- [Task statement]: Quote every line as given.

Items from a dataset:
* BEGIN *

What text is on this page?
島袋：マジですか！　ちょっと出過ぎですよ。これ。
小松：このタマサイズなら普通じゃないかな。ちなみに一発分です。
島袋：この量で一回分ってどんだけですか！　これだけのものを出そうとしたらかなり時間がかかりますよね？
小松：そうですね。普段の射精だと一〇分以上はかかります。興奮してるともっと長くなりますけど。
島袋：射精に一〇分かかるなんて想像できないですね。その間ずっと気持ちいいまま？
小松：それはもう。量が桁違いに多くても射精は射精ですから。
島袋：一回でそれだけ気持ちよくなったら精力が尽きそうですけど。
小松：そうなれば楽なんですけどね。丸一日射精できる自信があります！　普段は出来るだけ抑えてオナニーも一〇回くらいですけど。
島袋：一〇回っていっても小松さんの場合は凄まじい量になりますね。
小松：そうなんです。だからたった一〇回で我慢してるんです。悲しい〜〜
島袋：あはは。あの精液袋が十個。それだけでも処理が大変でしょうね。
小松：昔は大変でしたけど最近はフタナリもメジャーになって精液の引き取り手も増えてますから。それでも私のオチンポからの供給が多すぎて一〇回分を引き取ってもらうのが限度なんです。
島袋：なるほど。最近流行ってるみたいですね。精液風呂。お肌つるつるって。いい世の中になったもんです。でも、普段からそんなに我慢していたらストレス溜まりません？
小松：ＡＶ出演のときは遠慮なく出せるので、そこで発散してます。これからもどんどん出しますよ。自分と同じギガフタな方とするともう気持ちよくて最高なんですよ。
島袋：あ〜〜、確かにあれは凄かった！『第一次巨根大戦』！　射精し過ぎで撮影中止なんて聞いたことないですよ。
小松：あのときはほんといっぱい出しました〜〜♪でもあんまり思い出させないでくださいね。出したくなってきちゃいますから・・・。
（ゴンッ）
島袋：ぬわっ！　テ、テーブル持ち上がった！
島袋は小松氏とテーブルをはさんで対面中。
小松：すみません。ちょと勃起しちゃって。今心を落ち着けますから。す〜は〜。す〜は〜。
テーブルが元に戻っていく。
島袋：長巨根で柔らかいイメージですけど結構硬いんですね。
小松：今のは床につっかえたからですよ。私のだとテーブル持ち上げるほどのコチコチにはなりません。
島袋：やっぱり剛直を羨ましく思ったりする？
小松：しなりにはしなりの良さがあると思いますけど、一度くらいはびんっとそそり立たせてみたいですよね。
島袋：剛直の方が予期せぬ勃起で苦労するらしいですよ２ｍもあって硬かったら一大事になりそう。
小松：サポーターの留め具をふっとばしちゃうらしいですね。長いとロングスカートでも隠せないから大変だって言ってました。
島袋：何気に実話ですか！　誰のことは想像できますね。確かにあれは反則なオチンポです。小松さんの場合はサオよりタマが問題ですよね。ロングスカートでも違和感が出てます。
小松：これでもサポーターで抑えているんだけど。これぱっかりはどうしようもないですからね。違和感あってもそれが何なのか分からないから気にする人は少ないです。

* END *

- [Task response]:
What text is on this page?
島袋：マジですか！　ちょっと出過ぎですよ。これ。
小松：このタマサイズなら普通じゃないかな。ちなみに一発分です。
島袋：この量で一回分ってどんだけですか！　これだけのものを出そうとしたらかなり時間がかかりますよね？
小松：そうですね。普段の射精だと一〇分以上はかかります。興奮してるともっと長くなりますけど。
島袋：射精に一〇分かかるなんて想像できないですね。その間ずっと気持ちいいまま？
小松：それはもう。量が桁違いに多くても射精は射精ですから。
島袋：一回でそれだけ気持ちよくなったら精力が尽きそうですけど。
小松：そうなれば楽なんですけどね。丸一日射精できる自信があります！　普段は出来るだけ抑えてオナニーも一〇回くらいですけど。
島袋：一〇回っていっても小松さんの場合は凄まじい量になりますね。
小松：そうなんです。だからたった一〇回で我慢してるんです。悲しい〜〜
島袋：あはは。あの精液袋が十個。それだけでも処理が大変でしょうね。
小松：昔は大変でしたけど最近はフタナリもメジャーになって精液の引き取り手も増えてますから。それでも私のオチンポからの供給が多すぎて一〇回分を引き取ってもらうのが限度なんです。
島袋：なるほど。最近流行ってるみたいですね。精液風呂。お肌つるつるって。いい世の中になったもんです。でも、普段からそんなに我慢していたらストレス溜まりません？
小松：ＡＶ出演のときは遠慮なく出せるので、そこで発散してます。これからもどんどん出しますよ。自分と同じギガフタな方とするともう気持ちよくて最高なんですよ。
島袋：あ〜〜、確かにあれは凄かった！『第一次巨根大戦』！　射精し過ぎで撮影中止なんて聞いたことないですよ。
小松：あのときはほんといっぱい出しました〜〜♪でもあんまり思い出させないでくださいね。出したくなってきちゃいますから・・・。
（ゴンッ）
島袋：ぬわっ！　テ、テーブル持ち上がった！
島袋は小松氏とテーブルをはさんで対面中。
小松：すみません。ちょと勃起しちゃって。今心を落ち着けますから。す〜は〜。す〜は〜。
テーブルが元に戻っていく。
島袋：長巨根で柔らかいイメージですけど結構硬いんですね。
小松：今のは床につっかえたからですよ。私のだとテーブル持ち上げるほどのコチコチにはなりません。
島袋：やっぱり剛直を羨ましく思ったりする？
小松：しなりにはしなりの良さがあると思いますけど、一度くらいはびんっとそそり立たせてみたいですよね。
島袋：剛直の方が予期せぬ勃起で苦労するらしいですよ２ｍもあって硬かったら一大事になりそう。
小松：サポーターの留め具をふっとばしちゃうらしいですね。長いとロングスカートでも隠せないから大変だって言ってました。
島袋：何気に実話ですか！　誰のことは想像できますね。確かにあれは反則なオチンポです。小松さんの場合はサオよりタマが問題ですよね。ロングスカートでも違和感が出てます。
小松：これでもサポーターで抑えているんだけど。これぱっかりはどうしようもないですからね。違和感あってもそれが何なのか分からないから気にする人は少ないです。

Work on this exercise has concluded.